───── Data to examine
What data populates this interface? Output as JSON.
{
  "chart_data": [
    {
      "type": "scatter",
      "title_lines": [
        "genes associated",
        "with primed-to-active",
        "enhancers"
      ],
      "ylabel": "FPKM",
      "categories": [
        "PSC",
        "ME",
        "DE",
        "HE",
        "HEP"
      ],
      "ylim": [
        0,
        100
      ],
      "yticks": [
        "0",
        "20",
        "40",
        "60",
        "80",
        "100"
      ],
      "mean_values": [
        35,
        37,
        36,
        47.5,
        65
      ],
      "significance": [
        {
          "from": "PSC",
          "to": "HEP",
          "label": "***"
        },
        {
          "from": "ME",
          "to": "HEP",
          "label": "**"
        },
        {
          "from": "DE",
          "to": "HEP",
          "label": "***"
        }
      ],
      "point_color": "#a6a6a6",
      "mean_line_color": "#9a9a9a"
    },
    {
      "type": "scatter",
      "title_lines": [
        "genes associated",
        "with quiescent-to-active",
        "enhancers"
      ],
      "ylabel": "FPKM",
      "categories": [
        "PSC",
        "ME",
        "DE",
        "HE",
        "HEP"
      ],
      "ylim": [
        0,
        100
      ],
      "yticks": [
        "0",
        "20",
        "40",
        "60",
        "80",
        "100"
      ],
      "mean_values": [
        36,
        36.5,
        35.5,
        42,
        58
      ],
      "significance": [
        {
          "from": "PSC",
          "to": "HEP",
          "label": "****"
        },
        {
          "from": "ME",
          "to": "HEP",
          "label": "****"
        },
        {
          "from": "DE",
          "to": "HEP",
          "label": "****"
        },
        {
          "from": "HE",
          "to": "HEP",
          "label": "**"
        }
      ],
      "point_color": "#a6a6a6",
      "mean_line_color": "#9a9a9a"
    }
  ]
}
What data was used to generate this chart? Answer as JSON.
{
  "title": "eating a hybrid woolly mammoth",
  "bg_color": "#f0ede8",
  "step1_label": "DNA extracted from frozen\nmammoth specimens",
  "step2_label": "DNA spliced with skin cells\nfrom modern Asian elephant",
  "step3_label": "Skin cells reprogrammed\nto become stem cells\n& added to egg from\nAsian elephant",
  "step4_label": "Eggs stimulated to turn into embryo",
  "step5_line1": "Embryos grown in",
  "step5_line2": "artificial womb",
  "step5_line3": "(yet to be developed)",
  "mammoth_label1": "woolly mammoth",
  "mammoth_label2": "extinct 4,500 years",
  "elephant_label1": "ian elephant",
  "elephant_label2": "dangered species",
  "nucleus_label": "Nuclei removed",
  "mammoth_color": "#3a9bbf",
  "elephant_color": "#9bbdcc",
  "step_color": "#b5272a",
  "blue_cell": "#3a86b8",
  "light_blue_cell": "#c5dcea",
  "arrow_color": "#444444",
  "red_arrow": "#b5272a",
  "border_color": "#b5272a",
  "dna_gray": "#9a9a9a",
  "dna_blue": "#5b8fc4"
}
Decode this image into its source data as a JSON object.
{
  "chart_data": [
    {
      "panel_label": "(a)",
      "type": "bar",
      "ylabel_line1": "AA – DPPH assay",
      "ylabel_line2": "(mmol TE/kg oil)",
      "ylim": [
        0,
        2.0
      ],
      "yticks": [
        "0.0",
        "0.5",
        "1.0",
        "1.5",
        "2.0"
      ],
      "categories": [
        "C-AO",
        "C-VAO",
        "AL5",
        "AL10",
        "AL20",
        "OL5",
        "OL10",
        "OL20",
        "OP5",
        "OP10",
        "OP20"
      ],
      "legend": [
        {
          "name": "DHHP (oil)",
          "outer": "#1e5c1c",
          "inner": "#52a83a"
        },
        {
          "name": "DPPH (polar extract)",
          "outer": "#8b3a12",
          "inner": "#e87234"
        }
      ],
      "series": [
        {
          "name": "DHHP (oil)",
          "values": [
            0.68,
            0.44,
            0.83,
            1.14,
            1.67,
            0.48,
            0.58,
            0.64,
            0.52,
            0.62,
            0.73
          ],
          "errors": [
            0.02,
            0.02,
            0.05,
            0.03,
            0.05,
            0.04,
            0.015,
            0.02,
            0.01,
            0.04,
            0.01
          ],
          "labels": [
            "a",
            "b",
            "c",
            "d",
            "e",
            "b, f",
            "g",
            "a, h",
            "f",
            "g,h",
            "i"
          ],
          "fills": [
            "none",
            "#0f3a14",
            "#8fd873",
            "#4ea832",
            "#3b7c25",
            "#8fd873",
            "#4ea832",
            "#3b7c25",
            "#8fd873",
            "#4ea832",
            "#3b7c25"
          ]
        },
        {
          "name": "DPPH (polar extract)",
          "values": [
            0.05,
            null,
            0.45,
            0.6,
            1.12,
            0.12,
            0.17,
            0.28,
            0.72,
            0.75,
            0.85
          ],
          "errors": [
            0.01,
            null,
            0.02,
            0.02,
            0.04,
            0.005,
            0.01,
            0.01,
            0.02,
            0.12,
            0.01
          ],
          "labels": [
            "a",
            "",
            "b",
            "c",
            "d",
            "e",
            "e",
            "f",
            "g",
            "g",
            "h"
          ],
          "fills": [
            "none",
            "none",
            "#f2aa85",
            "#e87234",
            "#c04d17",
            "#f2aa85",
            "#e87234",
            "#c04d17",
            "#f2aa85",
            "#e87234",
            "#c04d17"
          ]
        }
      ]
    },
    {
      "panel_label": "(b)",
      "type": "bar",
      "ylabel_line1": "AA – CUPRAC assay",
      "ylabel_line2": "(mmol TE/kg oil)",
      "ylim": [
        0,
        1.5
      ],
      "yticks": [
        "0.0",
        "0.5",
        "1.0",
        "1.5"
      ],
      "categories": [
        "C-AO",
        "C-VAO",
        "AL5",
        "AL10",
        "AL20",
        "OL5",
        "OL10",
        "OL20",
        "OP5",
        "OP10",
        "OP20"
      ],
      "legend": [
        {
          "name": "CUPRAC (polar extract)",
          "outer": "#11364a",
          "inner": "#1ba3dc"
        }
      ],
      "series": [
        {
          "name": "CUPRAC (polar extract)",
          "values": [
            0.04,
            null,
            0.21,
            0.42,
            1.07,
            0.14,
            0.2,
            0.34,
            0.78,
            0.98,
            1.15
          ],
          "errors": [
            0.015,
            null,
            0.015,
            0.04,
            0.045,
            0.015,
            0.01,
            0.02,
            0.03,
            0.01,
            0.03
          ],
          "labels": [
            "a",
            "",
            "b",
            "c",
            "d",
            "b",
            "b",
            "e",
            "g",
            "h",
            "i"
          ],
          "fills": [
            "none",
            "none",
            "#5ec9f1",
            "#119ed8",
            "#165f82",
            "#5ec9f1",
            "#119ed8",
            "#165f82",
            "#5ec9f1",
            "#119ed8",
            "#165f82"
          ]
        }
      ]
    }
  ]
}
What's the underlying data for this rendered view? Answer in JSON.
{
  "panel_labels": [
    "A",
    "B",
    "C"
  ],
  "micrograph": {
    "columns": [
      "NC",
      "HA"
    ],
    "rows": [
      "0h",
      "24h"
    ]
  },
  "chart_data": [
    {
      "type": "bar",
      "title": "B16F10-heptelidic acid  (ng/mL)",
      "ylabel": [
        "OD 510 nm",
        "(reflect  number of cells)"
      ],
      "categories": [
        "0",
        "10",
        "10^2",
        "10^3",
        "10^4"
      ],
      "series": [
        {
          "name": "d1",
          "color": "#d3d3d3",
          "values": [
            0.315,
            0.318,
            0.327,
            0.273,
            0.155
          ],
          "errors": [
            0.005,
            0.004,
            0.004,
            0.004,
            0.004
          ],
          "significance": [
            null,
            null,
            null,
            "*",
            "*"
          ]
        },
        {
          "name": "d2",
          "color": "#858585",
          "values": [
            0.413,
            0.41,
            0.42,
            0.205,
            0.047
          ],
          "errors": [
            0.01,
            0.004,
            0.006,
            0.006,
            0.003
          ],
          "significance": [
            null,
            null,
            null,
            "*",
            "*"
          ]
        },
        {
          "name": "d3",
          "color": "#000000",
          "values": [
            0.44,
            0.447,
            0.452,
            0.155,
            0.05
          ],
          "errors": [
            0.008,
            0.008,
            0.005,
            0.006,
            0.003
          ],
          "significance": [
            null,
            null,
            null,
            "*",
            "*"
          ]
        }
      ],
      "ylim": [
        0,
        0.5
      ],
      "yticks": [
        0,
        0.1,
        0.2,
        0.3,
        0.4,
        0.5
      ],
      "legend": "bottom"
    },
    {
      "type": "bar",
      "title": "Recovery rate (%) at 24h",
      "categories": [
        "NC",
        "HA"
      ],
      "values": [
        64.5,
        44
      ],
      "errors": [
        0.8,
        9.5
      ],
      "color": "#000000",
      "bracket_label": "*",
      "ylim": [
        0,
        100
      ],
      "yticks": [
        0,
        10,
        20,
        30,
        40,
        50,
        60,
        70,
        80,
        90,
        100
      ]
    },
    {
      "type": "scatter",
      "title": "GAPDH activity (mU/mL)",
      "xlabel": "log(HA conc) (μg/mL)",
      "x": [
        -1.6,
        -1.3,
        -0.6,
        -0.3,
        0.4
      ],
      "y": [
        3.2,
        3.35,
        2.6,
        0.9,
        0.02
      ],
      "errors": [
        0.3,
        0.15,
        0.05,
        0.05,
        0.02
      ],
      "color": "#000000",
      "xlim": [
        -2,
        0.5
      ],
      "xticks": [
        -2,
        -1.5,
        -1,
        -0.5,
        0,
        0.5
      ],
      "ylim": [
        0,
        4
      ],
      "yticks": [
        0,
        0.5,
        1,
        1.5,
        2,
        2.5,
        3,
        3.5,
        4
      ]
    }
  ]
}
──────────
[Work to be completed]
Starting from the data above, filter for lines with "Answer" and copy each one.

[Response for this exercise]
What data was used to generate this chart? Answer as JSON.
What's the underlying data for this rendered view? Answer in JSON.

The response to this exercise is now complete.